Stored data
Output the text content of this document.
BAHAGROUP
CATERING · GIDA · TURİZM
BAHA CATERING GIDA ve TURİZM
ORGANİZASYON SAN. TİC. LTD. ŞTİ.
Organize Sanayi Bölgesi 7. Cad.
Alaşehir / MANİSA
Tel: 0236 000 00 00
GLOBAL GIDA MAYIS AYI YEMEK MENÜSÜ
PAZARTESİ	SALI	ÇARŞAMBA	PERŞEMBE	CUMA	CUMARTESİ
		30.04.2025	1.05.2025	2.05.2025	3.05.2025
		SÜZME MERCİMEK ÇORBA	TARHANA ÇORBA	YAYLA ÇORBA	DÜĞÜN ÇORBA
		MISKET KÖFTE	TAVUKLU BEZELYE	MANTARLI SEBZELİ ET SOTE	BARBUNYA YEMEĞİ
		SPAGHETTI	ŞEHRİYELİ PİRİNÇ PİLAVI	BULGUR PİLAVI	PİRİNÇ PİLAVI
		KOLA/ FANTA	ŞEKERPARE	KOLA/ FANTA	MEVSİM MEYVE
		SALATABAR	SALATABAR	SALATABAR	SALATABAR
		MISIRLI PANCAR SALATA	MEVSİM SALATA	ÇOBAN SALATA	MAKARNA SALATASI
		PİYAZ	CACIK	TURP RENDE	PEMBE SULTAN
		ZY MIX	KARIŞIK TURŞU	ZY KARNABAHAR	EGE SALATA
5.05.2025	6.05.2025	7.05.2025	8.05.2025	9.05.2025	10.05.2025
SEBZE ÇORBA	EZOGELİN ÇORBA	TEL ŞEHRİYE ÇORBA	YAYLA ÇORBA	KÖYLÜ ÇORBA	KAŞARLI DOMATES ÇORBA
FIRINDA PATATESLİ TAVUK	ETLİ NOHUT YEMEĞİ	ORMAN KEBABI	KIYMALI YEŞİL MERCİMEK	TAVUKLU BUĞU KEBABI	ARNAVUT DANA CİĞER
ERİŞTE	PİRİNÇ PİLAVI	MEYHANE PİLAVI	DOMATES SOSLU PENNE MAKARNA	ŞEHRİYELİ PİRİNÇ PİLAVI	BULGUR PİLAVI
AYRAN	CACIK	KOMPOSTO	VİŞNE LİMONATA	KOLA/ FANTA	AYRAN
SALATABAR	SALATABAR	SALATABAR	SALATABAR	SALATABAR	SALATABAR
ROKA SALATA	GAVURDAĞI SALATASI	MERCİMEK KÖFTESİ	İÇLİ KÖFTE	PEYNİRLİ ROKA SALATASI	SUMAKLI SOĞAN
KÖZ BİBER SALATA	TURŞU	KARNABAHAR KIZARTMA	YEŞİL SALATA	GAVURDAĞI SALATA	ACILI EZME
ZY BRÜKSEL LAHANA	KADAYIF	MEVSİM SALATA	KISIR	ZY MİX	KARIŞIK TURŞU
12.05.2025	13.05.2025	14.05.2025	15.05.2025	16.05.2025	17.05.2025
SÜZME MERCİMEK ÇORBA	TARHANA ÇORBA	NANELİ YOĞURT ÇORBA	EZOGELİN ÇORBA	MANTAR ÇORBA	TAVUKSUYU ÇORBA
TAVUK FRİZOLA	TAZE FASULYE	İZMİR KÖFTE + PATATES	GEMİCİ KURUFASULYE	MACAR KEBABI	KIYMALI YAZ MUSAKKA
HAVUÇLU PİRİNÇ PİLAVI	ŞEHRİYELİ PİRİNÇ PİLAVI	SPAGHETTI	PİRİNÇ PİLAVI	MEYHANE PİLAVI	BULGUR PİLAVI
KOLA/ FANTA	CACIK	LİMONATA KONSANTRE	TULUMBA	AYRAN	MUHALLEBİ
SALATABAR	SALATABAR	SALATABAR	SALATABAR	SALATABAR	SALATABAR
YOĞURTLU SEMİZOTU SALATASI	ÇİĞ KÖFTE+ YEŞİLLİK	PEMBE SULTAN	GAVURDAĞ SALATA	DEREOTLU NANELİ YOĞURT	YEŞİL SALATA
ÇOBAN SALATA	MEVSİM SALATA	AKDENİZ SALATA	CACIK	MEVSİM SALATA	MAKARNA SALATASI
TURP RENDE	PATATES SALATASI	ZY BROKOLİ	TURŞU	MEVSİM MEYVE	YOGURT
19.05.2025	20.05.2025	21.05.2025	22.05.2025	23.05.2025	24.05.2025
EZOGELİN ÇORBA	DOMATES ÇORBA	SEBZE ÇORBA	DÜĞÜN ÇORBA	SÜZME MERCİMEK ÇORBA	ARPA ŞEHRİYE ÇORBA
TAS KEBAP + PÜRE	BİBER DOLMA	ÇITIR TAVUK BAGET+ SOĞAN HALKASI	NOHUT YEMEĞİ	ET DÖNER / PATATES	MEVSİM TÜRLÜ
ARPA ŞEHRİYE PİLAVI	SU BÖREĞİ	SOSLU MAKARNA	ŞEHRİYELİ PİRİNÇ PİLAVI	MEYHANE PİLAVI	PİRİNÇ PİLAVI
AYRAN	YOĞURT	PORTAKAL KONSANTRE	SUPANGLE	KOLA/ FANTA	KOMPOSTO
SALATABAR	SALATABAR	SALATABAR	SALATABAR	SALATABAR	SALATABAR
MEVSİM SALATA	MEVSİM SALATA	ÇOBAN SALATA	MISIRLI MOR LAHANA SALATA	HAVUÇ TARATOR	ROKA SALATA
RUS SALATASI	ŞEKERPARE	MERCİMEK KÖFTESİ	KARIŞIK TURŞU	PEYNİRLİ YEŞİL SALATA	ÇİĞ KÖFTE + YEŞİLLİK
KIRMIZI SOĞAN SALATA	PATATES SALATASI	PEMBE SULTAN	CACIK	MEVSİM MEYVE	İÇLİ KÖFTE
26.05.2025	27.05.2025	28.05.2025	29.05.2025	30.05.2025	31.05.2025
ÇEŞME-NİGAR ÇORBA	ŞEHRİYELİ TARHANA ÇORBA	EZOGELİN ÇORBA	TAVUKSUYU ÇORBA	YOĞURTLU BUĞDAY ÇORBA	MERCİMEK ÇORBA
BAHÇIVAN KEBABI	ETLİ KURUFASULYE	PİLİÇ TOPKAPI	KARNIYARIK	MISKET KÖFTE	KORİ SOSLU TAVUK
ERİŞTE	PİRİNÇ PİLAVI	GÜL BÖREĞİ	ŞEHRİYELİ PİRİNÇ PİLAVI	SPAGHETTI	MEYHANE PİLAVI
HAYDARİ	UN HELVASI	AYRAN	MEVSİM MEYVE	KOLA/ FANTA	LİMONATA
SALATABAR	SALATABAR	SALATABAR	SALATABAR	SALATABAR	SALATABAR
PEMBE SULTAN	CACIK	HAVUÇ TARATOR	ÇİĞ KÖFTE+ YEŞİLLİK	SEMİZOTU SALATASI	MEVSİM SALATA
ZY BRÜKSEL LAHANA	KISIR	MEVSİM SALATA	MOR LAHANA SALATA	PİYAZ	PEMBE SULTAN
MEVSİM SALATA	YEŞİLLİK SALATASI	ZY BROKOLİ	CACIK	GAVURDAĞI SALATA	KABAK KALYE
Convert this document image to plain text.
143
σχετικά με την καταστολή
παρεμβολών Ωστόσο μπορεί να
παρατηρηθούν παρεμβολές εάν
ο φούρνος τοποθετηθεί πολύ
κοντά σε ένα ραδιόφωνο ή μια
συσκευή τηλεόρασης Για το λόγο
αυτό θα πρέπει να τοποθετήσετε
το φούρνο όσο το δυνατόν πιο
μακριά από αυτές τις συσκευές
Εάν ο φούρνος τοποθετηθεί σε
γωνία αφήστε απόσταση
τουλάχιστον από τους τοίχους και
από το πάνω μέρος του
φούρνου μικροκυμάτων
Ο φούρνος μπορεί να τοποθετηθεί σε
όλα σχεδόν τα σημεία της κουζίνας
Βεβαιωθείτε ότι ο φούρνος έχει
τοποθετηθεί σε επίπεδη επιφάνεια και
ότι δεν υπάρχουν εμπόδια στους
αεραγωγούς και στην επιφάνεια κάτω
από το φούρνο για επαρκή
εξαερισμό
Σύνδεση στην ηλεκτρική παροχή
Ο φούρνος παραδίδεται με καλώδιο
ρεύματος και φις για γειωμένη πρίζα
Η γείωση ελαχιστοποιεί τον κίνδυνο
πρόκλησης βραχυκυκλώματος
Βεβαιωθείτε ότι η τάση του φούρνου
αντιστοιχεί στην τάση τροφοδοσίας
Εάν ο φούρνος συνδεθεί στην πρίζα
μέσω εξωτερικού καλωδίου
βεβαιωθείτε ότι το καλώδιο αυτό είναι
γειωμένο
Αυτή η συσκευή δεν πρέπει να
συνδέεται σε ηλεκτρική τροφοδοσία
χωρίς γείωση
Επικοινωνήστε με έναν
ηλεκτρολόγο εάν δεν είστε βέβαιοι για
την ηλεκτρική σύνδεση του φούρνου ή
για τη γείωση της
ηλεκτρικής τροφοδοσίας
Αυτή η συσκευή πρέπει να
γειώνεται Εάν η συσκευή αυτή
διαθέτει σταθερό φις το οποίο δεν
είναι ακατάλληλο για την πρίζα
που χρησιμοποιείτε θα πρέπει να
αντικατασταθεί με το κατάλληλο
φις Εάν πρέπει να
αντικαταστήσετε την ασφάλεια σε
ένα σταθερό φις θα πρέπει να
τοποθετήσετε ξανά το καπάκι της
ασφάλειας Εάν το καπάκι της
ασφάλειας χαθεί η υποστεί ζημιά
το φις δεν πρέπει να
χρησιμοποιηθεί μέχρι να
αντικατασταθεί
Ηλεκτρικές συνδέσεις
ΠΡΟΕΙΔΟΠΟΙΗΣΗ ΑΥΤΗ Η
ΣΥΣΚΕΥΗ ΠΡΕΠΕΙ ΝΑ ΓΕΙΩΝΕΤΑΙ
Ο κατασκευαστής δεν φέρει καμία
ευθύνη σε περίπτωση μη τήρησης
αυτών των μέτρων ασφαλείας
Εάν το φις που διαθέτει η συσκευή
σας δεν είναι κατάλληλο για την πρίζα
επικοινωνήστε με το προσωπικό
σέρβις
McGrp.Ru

> **Instructions to follow**
From the entries above, copy each line holding "επιφάνεια".

> **The response**
τοποθετηθεί σε επίπεδη επιφάνεια και
αεραγωγούς και στην επιφάνεια κάτω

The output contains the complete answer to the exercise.